#### Task instructions:
Extract every record, exactly as written, and ignore the pictures.

[Saved entries]
= = = = = = =

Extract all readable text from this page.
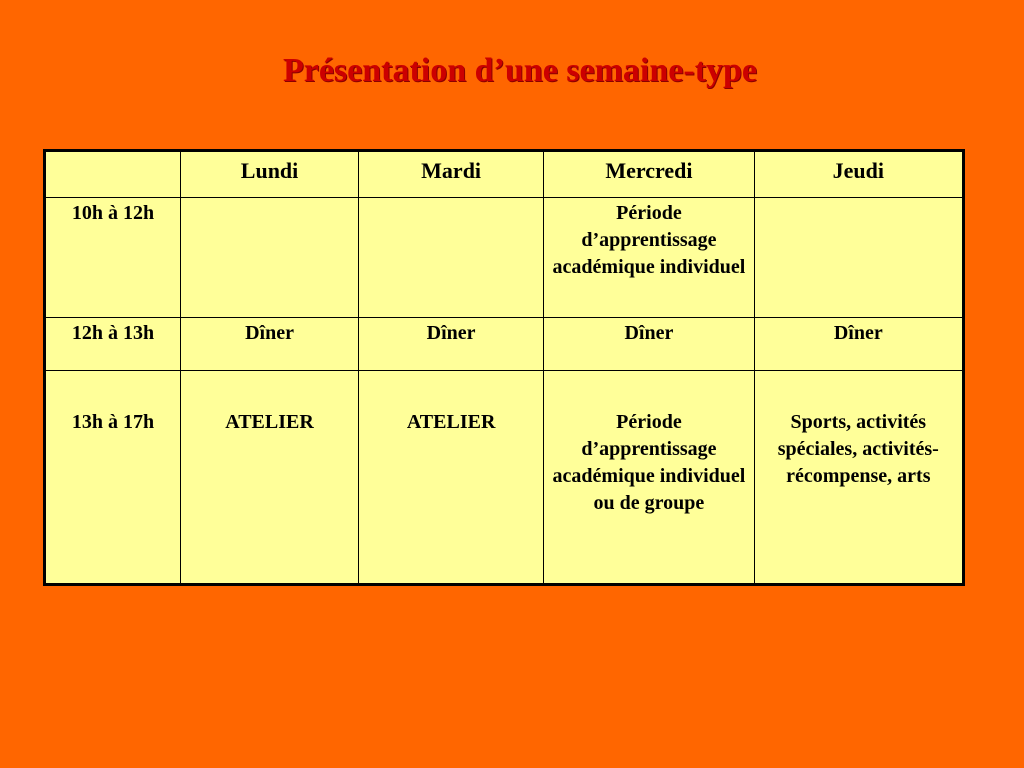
Présentation d’une semaine-type
	Lundi	Mardi	Mercredi	Jeudi
10h à 12h			Période d’apprentissage académique individuel	
12h à 13h	Dîner	Dîner	Dîner	Dîner
13h à 17h	ATELIER	ATELIER	Période d’apprentissage académique individuel ou de groupe	Sports, activités spéciales, activités-récompense, arts
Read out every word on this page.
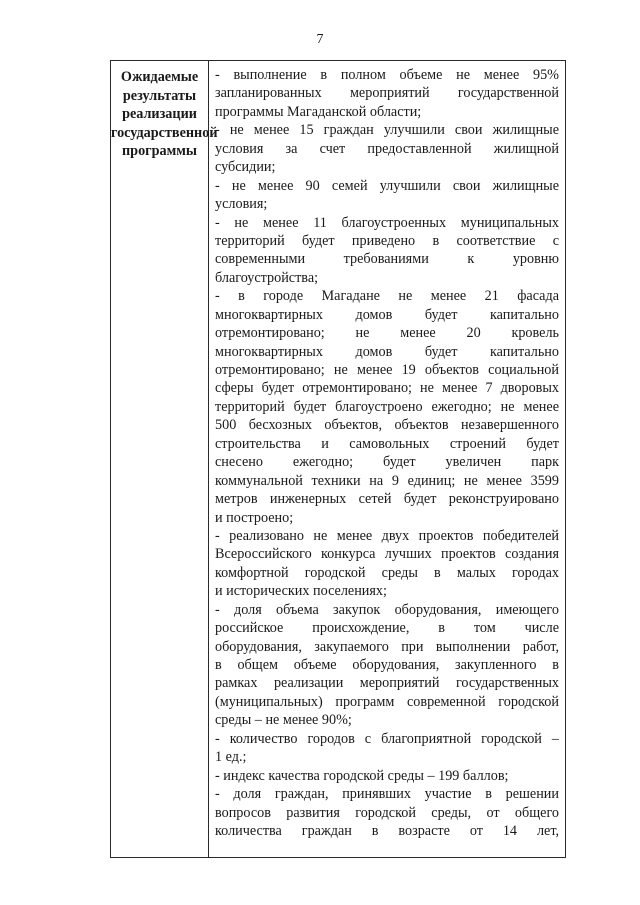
7
Ожидаемые
результаты
реализации
государственной
программы
- выполнение в полном объеме не менее 95%
запланированных мероприятий государственной
программы Магаданской области;
- не менее 15 граждан улучшили свои жилищные
условия за счет предоставленной жилищной
субсидии;
- не менее 90 семей улучшили свои жилищные
условия;
- не менее 11 благоустроенных муниципальных
территорий будет приведено в соответствие с
современными требованиями к уровню
благоустройства;
- в городе Магадане не менее 21 фасада
многоквартирных домов будет капитально
отремонтировано; не менее 20 кровель
многоквартирных домов будет капитально
отремонтировано; не менее 19 объектов социальной
сферы будет отремонтировано; не менее 7 дворовых
территорий будет благоустроено ежегодно; не менее
500 бесхозных объектов, объектов незавершенного
строительства и самовольных строений будет
снесено ежегодно; будет увеличен парк
коммунальной техники на 9 единиц; не менее 3599
метров инженерных сетей будет реконструировано
и построено;
- реализовано не менее двух проектов победителей
Всероссийского конкурса лучших проектов создания
комфортной городской среды в малых городах
и исторических поселениях;
- доля объема закупок оборудования, имеющего
российское происхождение, в том числе
оборудования, закупаемого при выполнении работ,
в общем объеме оборудования, закупленного в
рамках реализации мероприятий государственных
(муниципальных) программ современной городской
среды – не менее 90%;
- количество городов с благоприятной городской –
1 ед.;
- индекс качества городской среды – 199 баллов;
- доля граждан, принявших участие в решении
вопросов развития городской среды, от общего
количества граждан в возрасте от 14 лет,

= = = = = = =

#### Exercise answer:
Extract all readable text from this page.
Présentation d’une semaine-type
	Lundi	Mardi	Mercredi	Jeudi
10h à 12h			Période d’apprentissage académique individuel	
12h à 13h	Dîner	Dîner	Dîner	Dîner
13h à 17h	ATELIER	ATELIER	Période d’apprentissage académique individuel ou de groupe	Sports, activités spéciales, activités-récompense, arts
Read out every word on this page.
7
Ожидаемые
результаты
реализации
государственной
программы
- выполнение в полном объеме не менее 95%
запланированных мероприятий государственной
программы Магаданской области;
- не менее 15 граждан улучшили свои жилищные
условия за счет предоставленной жилищной
субсидии;
- не менее 90 семей улучшили свои жилищные
условия;
- не менее 11 благоустроенных муниципальных
территорий будет приведено в соответствие с
современными требованиями к уровню
благоустройства;
- в городе Магадане не менее 21 фасада
многоквартирных домов будет капитально
отремонтировано; не менее 20 кровель
многоквартирных домов будет капитально
отремонтировано; не менее 19 объектов социальной
сферы будет отремонтировано; не менее 7 дворовых
территорий будет благоустроено ежегодно; не менее
500 бесхозных объектов, объектов незавершенного
строительства и самовольных строений будет
снесено ежегодно; будет увеличен парк
коммунальной техники на 9 единиц; не менее 3599
метров инженерных сетей будет реконструировано
и построено;
- реализовано не менее двух проектов победителей
Всероссийского конкурса лучших проектов создания
комфортной городской среды в малых городах
и исторических поселениях;
- доля объема закупок оборудования, имеющего
российское происхождение, в том числе
оборудования, закупаемого при выполнении работ,
в общем объеме оборудования, закупленного в
рамках реализации мероприятий государственных
(муниципальных) программ современной городской
среды – не менее 90%;
- количество городов с благоприятной городской –
1 ед.;
- индекс качества городской среды – 199 баллов;
- доля граждан, принявших участие в решении
вопросов развития городской среды, от общего
количества граждан в возрасте от 14 лет,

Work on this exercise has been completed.